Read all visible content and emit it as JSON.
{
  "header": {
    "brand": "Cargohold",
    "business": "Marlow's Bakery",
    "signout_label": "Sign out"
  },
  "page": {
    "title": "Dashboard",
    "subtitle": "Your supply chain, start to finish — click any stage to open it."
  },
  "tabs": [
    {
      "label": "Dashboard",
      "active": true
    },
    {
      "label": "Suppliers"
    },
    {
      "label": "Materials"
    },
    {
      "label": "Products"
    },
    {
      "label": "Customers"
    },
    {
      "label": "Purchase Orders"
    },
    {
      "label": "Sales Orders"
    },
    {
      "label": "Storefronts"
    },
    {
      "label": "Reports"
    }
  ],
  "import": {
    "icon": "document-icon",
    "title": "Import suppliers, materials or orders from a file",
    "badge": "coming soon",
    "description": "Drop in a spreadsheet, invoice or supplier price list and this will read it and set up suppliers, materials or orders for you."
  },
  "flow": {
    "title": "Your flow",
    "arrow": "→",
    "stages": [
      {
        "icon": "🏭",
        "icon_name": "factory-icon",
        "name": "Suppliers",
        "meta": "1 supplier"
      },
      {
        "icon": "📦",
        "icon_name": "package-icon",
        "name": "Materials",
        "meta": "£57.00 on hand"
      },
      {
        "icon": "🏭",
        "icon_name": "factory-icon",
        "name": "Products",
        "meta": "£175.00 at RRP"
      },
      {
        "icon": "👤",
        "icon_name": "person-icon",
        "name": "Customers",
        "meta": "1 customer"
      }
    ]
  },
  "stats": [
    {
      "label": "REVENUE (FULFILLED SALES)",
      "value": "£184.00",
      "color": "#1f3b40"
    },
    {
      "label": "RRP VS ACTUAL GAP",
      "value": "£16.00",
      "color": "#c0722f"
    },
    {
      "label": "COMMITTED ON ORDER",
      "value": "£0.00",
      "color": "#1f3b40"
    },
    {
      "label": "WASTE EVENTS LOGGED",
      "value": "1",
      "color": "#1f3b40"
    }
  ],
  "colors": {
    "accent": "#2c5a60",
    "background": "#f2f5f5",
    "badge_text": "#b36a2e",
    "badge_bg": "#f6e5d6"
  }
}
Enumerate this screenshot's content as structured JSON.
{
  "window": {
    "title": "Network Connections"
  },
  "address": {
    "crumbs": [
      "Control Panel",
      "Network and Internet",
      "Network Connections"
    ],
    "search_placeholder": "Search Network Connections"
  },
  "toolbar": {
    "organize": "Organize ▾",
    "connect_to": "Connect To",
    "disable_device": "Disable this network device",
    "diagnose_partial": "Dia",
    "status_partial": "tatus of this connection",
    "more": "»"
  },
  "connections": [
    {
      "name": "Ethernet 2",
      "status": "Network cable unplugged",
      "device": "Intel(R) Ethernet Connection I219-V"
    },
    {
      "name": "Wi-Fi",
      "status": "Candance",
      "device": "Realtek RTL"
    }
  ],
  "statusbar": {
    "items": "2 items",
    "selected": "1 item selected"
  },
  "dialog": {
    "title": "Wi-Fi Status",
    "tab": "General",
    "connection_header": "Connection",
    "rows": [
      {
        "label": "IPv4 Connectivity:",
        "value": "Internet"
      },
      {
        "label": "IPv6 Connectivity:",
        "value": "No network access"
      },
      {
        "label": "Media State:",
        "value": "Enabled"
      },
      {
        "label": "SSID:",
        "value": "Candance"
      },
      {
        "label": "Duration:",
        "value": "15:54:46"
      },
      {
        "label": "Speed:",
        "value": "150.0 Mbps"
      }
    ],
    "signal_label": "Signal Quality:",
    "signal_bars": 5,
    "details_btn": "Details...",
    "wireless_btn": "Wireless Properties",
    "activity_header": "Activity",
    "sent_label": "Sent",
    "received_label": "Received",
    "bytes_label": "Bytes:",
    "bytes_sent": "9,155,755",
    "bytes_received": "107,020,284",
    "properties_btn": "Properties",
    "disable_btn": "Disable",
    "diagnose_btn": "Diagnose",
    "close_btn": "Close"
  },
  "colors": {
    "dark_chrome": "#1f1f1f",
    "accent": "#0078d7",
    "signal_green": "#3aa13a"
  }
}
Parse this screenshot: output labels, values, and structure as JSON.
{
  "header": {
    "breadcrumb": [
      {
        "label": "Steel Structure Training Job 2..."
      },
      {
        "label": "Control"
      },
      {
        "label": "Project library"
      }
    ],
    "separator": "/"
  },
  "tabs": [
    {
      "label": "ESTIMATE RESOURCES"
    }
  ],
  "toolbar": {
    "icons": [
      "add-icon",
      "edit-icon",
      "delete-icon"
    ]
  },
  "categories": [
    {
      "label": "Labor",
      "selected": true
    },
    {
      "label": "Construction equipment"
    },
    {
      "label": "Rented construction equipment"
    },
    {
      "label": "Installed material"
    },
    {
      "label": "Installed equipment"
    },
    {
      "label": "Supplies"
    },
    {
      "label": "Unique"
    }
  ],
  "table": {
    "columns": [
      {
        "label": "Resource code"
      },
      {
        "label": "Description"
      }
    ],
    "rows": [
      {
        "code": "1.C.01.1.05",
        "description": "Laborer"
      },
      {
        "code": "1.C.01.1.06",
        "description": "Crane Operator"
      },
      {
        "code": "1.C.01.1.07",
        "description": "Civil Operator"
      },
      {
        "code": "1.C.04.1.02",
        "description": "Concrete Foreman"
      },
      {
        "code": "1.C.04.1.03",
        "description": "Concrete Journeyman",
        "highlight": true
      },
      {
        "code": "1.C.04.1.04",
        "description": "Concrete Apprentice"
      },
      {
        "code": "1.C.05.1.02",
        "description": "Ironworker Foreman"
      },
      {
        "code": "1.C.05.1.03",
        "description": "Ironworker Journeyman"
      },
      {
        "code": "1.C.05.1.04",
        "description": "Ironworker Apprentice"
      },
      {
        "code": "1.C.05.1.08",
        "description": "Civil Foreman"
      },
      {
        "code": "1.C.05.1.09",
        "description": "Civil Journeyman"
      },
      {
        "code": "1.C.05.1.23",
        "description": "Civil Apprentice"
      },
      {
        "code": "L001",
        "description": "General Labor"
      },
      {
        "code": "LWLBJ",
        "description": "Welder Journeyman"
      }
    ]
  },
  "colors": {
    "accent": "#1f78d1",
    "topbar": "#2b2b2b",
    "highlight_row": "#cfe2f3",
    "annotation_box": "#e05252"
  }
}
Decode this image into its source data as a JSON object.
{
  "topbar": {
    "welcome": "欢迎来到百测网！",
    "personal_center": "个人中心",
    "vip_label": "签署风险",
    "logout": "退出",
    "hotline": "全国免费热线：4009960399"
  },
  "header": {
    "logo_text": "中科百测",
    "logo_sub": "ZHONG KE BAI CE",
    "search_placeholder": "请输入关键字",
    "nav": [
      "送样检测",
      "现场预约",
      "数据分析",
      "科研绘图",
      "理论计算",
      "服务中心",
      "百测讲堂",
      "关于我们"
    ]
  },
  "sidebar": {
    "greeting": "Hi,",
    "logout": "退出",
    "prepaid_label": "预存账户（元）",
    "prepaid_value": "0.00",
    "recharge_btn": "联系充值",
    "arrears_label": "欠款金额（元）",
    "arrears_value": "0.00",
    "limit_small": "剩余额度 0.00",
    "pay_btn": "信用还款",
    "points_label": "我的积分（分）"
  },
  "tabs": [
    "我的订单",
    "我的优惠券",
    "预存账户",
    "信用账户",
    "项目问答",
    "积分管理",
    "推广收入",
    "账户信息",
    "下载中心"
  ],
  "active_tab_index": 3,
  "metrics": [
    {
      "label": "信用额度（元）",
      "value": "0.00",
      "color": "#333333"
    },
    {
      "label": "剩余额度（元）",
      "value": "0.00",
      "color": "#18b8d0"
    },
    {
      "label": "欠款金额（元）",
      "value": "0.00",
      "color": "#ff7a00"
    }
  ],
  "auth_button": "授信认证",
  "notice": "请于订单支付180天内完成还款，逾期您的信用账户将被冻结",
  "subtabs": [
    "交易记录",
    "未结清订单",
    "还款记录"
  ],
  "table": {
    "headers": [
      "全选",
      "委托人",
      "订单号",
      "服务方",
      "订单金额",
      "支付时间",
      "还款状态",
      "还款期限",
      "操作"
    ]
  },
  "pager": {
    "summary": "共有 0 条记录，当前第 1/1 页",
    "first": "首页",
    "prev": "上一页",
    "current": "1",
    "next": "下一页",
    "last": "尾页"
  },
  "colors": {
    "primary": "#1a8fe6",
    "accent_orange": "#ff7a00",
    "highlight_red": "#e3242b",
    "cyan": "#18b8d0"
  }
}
_ _ _ _
- **Problem**
Locate all lines in the listing above with the word "Your". Copy them.

- **Result**
    "subtitle": "Your supply chain, start to finish — click any stage to open it."
    "title": "Your flow",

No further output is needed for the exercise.